## Job
It is required that all of the data be written out exactly.
--- START Material supplied ---
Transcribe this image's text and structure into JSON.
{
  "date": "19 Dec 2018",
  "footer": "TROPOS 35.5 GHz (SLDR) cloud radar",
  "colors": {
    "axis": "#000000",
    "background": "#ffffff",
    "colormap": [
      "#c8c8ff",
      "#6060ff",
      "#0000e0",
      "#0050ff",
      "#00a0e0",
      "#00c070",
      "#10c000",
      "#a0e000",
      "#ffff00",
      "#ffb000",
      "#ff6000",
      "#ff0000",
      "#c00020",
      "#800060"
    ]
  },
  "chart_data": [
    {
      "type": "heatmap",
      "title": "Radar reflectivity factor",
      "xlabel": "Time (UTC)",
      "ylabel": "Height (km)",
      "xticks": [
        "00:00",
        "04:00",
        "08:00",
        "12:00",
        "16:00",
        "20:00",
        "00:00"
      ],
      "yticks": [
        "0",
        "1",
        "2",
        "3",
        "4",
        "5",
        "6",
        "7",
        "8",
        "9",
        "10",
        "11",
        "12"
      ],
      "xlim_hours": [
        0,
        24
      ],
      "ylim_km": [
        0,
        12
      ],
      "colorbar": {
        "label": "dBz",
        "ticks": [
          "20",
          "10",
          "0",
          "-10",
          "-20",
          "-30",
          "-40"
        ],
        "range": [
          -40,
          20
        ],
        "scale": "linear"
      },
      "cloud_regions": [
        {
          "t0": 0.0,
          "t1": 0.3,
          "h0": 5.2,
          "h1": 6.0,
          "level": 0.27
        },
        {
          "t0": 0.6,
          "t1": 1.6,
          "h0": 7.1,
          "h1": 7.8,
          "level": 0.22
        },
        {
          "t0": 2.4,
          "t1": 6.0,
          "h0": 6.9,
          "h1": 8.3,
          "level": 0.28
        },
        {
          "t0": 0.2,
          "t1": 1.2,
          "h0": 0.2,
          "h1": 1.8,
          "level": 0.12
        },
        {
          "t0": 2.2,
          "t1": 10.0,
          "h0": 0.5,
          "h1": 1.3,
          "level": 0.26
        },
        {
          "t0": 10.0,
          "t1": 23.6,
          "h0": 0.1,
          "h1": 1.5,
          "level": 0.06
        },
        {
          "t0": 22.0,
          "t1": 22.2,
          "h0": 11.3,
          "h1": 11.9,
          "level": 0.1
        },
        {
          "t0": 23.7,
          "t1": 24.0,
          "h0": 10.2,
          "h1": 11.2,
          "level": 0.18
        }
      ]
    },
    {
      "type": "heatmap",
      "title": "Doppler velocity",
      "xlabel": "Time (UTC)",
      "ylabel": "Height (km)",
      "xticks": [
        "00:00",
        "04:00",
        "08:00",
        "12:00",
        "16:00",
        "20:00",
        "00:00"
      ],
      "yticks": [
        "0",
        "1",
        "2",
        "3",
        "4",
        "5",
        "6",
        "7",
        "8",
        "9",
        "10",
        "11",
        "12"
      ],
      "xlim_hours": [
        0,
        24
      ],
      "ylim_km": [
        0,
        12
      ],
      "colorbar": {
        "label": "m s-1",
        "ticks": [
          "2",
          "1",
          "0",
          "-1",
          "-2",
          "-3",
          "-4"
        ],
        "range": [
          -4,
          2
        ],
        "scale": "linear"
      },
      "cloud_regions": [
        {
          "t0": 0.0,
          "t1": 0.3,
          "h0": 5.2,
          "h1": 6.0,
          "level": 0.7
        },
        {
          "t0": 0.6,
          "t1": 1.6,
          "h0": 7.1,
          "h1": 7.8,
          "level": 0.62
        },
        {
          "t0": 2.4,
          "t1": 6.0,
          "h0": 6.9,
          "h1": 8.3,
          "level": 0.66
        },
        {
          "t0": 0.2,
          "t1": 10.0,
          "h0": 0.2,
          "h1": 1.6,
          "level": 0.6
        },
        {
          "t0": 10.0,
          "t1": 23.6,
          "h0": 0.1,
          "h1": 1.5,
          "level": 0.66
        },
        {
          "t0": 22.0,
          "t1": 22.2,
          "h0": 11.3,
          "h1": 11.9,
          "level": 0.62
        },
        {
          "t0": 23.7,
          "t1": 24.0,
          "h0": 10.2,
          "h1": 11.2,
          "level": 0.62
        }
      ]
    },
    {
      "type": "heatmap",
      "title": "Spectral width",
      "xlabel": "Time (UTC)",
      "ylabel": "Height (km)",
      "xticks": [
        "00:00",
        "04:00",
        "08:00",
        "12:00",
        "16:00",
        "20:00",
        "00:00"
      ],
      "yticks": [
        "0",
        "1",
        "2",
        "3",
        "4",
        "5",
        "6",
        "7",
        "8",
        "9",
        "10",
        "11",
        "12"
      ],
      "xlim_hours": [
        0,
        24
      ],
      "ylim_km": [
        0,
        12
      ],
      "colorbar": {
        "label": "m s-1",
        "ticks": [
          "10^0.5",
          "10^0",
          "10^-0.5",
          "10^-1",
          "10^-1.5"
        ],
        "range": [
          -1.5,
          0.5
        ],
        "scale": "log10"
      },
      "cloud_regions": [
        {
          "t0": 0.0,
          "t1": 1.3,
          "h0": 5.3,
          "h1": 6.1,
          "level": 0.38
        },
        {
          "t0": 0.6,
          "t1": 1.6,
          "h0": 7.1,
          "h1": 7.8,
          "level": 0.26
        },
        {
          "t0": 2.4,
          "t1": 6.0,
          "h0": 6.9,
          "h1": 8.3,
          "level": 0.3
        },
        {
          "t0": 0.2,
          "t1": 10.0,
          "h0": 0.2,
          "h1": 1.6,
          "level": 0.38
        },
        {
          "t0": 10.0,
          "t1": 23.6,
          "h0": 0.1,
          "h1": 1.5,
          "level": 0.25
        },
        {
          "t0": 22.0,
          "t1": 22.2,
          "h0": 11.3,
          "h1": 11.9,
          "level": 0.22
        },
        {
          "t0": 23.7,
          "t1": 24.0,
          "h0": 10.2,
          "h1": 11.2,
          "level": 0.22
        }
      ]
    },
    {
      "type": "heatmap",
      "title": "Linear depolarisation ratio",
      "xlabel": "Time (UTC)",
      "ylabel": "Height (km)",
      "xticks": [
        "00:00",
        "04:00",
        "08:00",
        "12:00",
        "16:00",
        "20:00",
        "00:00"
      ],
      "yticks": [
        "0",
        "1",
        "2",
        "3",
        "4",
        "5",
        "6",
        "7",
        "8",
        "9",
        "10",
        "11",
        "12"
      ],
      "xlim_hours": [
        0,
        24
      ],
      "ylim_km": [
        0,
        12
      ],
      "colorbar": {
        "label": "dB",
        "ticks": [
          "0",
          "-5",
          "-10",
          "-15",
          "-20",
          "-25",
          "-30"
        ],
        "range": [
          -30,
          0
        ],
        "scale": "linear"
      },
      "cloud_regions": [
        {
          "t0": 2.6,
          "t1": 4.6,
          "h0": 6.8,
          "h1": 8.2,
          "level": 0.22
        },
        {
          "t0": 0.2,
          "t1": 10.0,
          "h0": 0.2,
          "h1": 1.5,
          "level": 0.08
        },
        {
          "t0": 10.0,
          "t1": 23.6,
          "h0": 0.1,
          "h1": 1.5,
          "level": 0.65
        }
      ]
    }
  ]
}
--- END Material supplied ---
## Finished task
Transcribe this image's text and structure into JSON.
{
  "date": "19 Dec 2018",
  "footer": "TROPOS 35.5 GHz (SLDR) cloud radar",
  "colors": {
    "axis": "#000000",
    "background": "#ffffff",
    "colormap": [
      "#c8c8ff",
      "#6060ff",
      "#0000e0",
      "#0050ff",
      "#00a0e0",
      "#00c070",
      "#10c000",
      "#a0e000",
      "#ffff00",
      "#ffb000",
      "#ff6000",
      "#ff0000",
      "#c00020",
      "#800060"
    ]
  },
  "chart_data": [
    {
      "type": "heatmap",
      "title": "Radar reflectivity factor",
      "xlabel": "Time (UTC)",
      "ylabel": "Height (km)",
      "xticks": [
        "00:00",
        "04:00",
        "08:00",
        "12:00",
        "16:00",
        "20:00",
        "00:00"
      ],
      "yticks": [
        "0",
        "1",
        "2",
        "3",
        "4",
        "5",
        "6",
        "7",
        "8",
        "9",
        "10",
        "11",
        "12"
      ],
      "xlim_hours": [
        0,
        24
      ],
      "ylim_km": [
        0,
        12
      ],
      "colorbar": {
        "label": "dBz",
        "ticks": [
          "20",
          "10",
          "0",
          "-10",
          "-20",
          "-30",
          "-40"
        ],
        "range": [
          -40,
          20
        ],
        "scale": "linear"
      },
      "cloud_regions": [
        {
          "t0": 0.0,
          "t1": 0.3,
          "h0": 5.2,
          "h1": 6.0,
          "level": 0.27
        },
        {
          "t0": 0.6,
          "t1": 1.6,
          "h0": 7.1,
          "h1": 7.8,
          "level": 0.22
        },
        {
          "t0": 2.4,
          "t1": 6.0,
          "h0": 6.9,
          "h1": 8.3,
          "level": 0.28
        },
        {
          "t0": 0.2,
          "t1": 1.2,
          "h0": 0.2,
          "h1": 1.8,
          "level": 0.12
        },
        {
          "t0": 2.2,
          "t1": 10.0,
          "h0": 0.5,
          "h1": 1.3,
          "level": 0.26
        },
        {
          "t0": 10.0,
          "t1": 23.6,
          "h0": 0.1,
          "h1": 1.5,
          "level": 0.06
        },
        {
          "t0": 22.0,
          "t1": 22.2,
          "h0": 11.3,
          "h1": 11.9,
          "level": 0.1
        },
        {
          "t0": 23.7,
          "t1": 24.0,
          "h0": 10.2,
          "h1": 11.2,
          "level": 0.18
        }
      ]
    },
    {
      "type": "heatmap",
      "title": "Doppler velocity",
      "xlabel": "Time (UTC)",
      "ylabel": "Height (km)",
      "xticks": [
        "00:00",
        "04:00",
        "08:00",
        "12:00",
        "16:00",
        "20:00",
        "00:00"
      ],
      "yticks": [
        "0",
        "1",
        "2",
        "3",
        "4",
        "5",
        "6",
        "7",
        "8",
        "9",
        "10",
        "11",
        "12"
      ],
      "xlim_hours": [
        0,
        24
      ],
      "ylim_km": [
        0,
        12
      ],
      "colorbar": {
        "label": "m s-1",
        "ticks": [
          "2",
          "1",
          "0",
          "-1",
          "-2",
          "-3",
          "-4"
        ],
        "range": [
          -4,
          2
        ],
        "scale": "linear"
      },
      "cloud_regions": [
        {
          "t0": 0.0,
          "t1": 0.3,
          "h0": 5.2,
          "h1": 6.0,
          "level": 0.7
        },
        {
          "t0": 0.6,
          "t1": 1.6,
          "h0": 7.1,
          "h1": 7.8,
          "level": 0.62
        },
        {
          "t0": 2.4,
          "t1": 6.0,
          "h0": 6.9,
          "h1": 8.3,
          "level": 0.66
        },
        {
          "t0": 0.2,
          "t1": 10.0,
          "h0": 0.2,
          "h1": 1.6,
          "level": 0.6
        },
        {
          "t0": 10.0,
          "t1": 23.6,
          "h0": 0.1,
          "h1": 1.5,
          "level": 0.66
        },
        {
          "t0": 22.0,
          "t1": 22.2,
          "h0": 11.3,
          "h1": 11.9,
          "level": 0.62
        },
        {
          "t0": 23.7,
          "t1": 24.0,
          "h0": 10.2,
          "h1": 11.2,
          "level": 0.62
        }
      ]
    },
    {
      "type": "heatmap",
      "title": "Spectral width",
      "xlabel": "Time (UTC)",
      "ylabel": "Height (km)",
      "xticks": [
        "00:00",
        "04:00",
        "08:00",
        "12:00",
        "16:00",
        "20:00",
        "00:00"
      ],
      "yticks": [
        "0",
        "1",
        "2",
        "3",
        "4",
        "5",
        "6",
        "7",
        "8",
        "9",
        "10",
        "11",
        "12"
      ],
      "xlim_hours": [
        0,
        24
      ],
      "ylim_km": [
        0,
        12
      ],
      "colorbar": {
        "label": "m s-1",
        "ticks": [
          "10^0.5",
          "10^0",
          "10^-0.5",
          "10^-1",
          "10^-1.5"
        ],
        "range": [
          -1.5,
          0.5
        ],
        "scale": "log10"
      },
      "cloud_regions": [
        {
          "t0": 0.0,
          "t1": 1.3,
          "h0": 5.3,
          "h1": 6.1,
          "level": 0.38
        },
        {
          "t0": 0.6,
          "t1": 1.6,
          "h0": 7.1,
          "h1": 7.8,
          "level": 0.26
        },
        {
          "t0": 2.4,
          "t1": 6.0,
          "h0": 6.9,
          "h1": 8.3,
          "level": 0.3
        },
        {
          "t0": 0.2,
          "t1": 10.0,
          "h0": 0.2,
          "h1": 1.6,
          "level": 0.38
        },
        {
          "t0": 10.0,
          "t1": 23.6,
          "h0": 0.1,
          "h1": 1.5,
          "level": 0.25
        },
        {
          "t0": 22.0,
          "t1": 22.2,
          "h0": 11.3,
          "h1": 11.9,
          "level": 0.22
        },
        {
          "t0": 23.7,
          "t1": 24.0,
          "h0": 10.2,
          "h1": 11.2,
          "level": 0.22
        }
      ]
    },
    {
      "type": "heatmap",
      "title": "Linear depolarisation ratio",
      "xlabel": "Time (UTC)",
      "ylabel": "Height (km)",
      "xticks": [
        "00:00",
        "04:00",
        "08:00",
        "12:00",
        "16:00",
        "20:00",
        "00:00"
      ],
      "yticks": [
        "0",
        "1",
        "2",
        "3",
        "4",
        "5",
        "6",
        "7",
        "8",
        "9",
        "10",
        "11",
        "12"
      ],
      "xlim_hours": [
        0,
        24
      ],
      "ylim_km": [
        0,
        12
      ],
      "colorbar": {
        "label": "dB",
        "ticks": [
          "0",
          "-5",
          "-10",
          "-15",
          "-20",
          "-25",
          "-30"
        ],
        "range": [
          -30,
          0
        ],
        "scale": "linear"
      },
      "cloud_regions": [
        {
          "t0": 2.6,
          "t1": 4.6,
          "h0": 6.8,
          "h1": 8.2,
          "level": 0.22
        },
        {
          "t0": 0.2,
          "t1": 10.0,
          "h0": 0.2,
          "h1": 1.5,
          "level": 0.08
        },
        {
          "t0": 10.0,
          "t1": 23.6,
          "h0": 0.1,
          "h1": 1.5,
          "level": 0.65
        }
      ]
    }
  ]
}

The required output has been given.